[Source data]
--

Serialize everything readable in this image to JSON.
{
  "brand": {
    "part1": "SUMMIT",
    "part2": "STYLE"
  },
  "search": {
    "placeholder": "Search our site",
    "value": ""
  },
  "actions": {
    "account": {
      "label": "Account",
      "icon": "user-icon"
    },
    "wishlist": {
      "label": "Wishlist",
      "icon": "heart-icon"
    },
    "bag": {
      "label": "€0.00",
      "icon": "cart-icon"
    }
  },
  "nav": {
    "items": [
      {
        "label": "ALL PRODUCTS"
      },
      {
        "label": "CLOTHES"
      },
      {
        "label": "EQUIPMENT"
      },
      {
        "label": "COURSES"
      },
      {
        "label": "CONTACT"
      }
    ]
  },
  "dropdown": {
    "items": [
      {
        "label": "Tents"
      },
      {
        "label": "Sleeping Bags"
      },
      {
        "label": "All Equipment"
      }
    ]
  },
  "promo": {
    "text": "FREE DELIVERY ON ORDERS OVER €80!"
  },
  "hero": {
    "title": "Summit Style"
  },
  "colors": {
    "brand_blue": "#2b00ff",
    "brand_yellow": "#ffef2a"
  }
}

--

Goal: Read through the entries and copy each line in which "label" appears.

Exercise solution:
      "label": "Account",
      "label": "Wishlist",
      "label": "€0.00",
        "label": "ALL PRODUCTS"
        "label": "CLOTHES"
        "label": "EQUIPMENT"
        "label": "COURSES"
        "label": "CONTACT"
        "label": "Tents"
        "label": "Sleeping Bags"
        "label": "All Equipment"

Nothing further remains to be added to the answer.